◆ **PROVIDED DATA**
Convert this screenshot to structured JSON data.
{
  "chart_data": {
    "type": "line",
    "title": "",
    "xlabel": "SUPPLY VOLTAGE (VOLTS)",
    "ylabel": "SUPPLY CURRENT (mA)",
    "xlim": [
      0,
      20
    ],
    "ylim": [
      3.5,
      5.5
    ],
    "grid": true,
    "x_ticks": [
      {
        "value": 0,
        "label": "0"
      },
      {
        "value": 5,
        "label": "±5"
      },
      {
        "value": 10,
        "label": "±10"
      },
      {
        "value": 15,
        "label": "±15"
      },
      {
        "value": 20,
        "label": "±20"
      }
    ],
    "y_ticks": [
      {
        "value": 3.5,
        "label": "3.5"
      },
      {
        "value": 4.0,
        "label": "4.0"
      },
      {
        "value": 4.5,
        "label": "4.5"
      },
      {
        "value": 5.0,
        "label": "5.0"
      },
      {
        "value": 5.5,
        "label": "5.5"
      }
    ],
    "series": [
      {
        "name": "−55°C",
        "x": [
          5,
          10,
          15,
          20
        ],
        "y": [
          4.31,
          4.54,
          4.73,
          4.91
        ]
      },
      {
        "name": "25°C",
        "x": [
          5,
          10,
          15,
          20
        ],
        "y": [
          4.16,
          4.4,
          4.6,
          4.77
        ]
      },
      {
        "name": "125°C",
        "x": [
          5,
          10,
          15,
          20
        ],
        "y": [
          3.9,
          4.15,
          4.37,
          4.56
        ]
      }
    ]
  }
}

◆ **TASK TO COMPLETE**
Pick out, from the lines above, every one that contains the string "value".

◆ **OUTPUT**
        "value": 0,
        "value": 5,
        "value": 10,
        "value": 15,
        "value": 20,
        "value": 3.5,
        "value": 4.0,
        "value": 4.5,
        "value": 5.0,
        "value": 5.5,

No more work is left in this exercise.